- The task
In the entries that follow, find the word "coordinate" and report each line it is on.

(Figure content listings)
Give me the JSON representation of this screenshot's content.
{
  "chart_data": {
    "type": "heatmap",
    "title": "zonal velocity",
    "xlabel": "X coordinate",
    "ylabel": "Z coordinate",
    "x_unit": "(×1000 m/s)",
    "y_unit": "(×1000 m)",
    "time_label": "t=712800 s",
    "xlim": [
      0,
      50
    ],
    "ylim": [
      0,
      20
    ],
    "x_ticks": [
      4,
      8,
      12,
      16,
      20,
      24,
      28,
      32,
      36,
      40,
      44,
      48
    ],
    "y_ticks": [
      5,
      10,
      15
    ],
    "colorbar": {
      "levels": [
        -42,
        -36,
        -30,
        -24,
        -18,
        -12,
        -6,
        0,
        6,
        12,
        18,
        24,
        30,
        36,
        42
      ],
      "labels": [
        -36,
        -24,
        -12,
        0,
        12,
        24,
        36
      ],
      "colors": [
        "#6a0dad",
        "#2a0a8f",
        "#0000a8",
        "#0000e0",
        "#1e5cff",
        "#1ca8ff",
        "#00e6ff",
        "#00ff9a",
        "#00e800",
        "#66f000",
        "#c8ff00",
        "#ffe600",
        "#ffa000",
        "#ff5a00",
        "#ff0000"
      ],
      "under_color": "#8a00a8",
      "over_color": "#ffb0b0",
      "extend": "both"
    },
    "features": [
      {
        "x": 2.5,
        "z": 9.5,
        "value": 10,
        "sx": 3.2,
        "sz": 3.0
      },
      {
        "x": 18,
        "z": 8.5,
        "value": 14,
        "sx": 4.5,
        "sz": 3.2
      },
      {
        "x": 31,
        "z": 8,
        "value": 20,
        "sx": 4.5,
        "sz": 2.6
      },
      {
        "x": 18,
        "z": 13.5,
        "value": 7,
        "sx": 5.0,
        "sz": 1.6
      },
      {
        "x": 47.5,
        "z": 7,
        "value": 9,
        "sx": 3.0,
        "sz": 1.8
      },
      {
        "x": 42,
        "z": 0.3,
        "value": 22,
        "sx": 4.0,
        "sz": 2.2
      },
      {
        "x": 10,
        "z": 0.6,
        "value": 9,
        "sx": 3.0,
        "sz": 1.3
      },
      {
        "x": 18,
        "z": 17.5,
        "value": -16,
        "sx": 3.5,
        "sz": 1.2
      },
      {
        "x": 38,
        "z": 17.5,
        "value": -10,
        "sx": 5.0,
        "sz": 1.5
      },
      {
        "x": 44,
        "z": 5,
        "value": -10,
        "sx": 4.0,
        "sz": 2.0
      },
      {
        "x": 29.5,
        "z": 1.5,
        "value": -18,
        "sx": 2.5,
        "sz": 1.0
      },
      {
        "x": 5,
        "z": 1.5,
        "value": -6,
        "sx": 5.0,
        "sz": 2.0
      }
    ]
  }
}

- Written reply
    "xlabel": "X coordinate",
    "ylabel": "Z coordinate",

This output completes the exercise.